What you will do: Can you quote the records below in full, word for word?

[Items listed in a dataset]
****************************************

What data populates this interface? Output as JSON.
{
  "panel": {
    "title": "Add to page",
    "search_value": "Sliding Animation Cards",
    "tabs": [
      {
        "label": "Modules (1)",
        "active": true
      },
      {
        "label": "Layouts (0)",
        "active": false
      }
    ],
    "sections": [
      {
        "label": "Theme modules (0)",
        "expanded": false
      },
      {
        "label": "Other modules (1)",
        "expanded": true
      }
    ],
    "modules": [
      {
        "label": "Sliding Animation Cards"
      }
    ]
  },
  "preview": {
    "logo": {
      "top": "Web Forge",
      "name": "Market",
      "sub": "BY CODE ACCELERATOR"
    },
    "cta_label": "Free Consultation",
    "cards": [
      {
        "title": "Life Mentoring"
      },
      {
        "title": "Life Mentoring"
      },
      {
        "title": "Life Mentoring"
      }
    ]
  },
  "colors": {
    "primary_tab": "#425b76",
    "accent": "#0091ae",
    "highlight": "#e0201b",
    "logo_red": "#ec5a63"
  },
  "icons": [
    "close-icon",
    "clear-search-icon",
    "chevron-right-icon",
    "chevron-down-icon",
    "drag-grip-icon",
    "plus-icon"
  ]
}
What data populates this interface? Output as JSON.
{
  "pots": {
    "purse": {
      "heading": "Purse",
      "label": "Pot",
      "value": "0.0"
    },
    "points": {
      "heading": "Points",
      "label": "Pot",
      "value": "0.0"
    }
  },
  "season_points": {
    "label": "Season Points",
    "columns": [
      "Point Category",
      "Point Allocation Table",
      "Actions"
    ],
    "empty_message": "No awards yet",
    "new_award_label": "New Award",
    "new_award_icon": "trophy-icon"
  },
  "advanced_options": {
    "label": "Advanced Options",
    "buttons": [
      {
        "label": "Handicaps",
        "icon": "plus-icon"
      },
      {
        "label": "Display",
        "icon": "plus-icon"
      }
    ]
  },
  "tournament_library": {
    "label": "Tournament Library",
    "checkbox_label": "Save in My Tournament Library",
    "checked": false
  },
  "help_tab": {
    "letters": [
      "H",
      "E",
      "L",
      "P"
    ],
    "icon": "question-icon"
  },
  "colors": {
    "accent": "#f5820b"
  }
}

****************************************

Final result:
What data populates this interface? Output as JSON.
{
  "panel": {
    "title": "Add to page",
    "search_value": "Sliding Animation Cards",
    "tabs": [
      {
        "label": "Modules (1)",
        "active": true
      },
      {
        "label": "Layouts (0)",
        "active": false
      }
    ],
    "sections": [
      {
        "label": "Theme modules (0)",
        "expanded": false
      },
      {
        "label": "Other modules (1)",
        "expanded": true
      }
    ],
    "modules": [
      {
        "label": "Sliding Animation Cards"
      }
    ]
  },
  "preview": {
    "logo": {
      "top": "Web Forge",
      "name": "Market",
      "sub": "BY CODE ACCELERATOR"
    },
    "cta_label": "Free Consultation",
    "cards": [
      {
        "title": "Life Mentoring"
      },
      {
        "title": "Life Mentoring"
      },
      {
        "title": "Life Mentoring"
      }
    ]
  },
  "colors": {
    "primary_tab": "#425b76",
    "accent": "#0091ae",
    "highlight": "#e0201b",
    "logo_red": "#ec5a63"
  },
  "icons": [
    "close-icon",
    "clear-search-icon",
    "chevron-right-icon",
    "chevron-down-icon",
    "drag-grip-icon",
    "plus-icon"
  ]
}
What data populates this interface? Output as JSON.
{
  "pots": {
    "purse": {
      "heading": "Purse",
      "label": "Pot",
      "value": "0.0"
    },
    "points": {
      "heading": "Points",
      "label": "Pot",
      "value": "0.0"
    }
  },
  "season_points": {
    "label": "Season Points",
    "columns": [
      "Point Category",
      "Point Allocation Table",
      "Actions"
    ],
    "empty_message": "No awards yet",
    "new_award_label": "New Award",
    "new_award_icon": "trophy-icon"
  },
  "advanced_options": {
    "label": "Advanced Options",
    "buttons": [
      {
        "label": "Handicaps",
        "icon": "plus-icon"
      },
      {
        "label": "Display",
        "icon": "plus-icon"
      }
    ]
  },
  "tournament_library": {
    "label": "Tournament Library",
    "checkbox_label": "Save in My Tournament Library",
    "checked": false
  },
  "help_tab": {
    "letters": [
      "H",
      "E",
      "L",
      "P"
    ],
    "icon": "question-icon"
  },
  "colors": {
    "accent": "#f5820b"
  }
}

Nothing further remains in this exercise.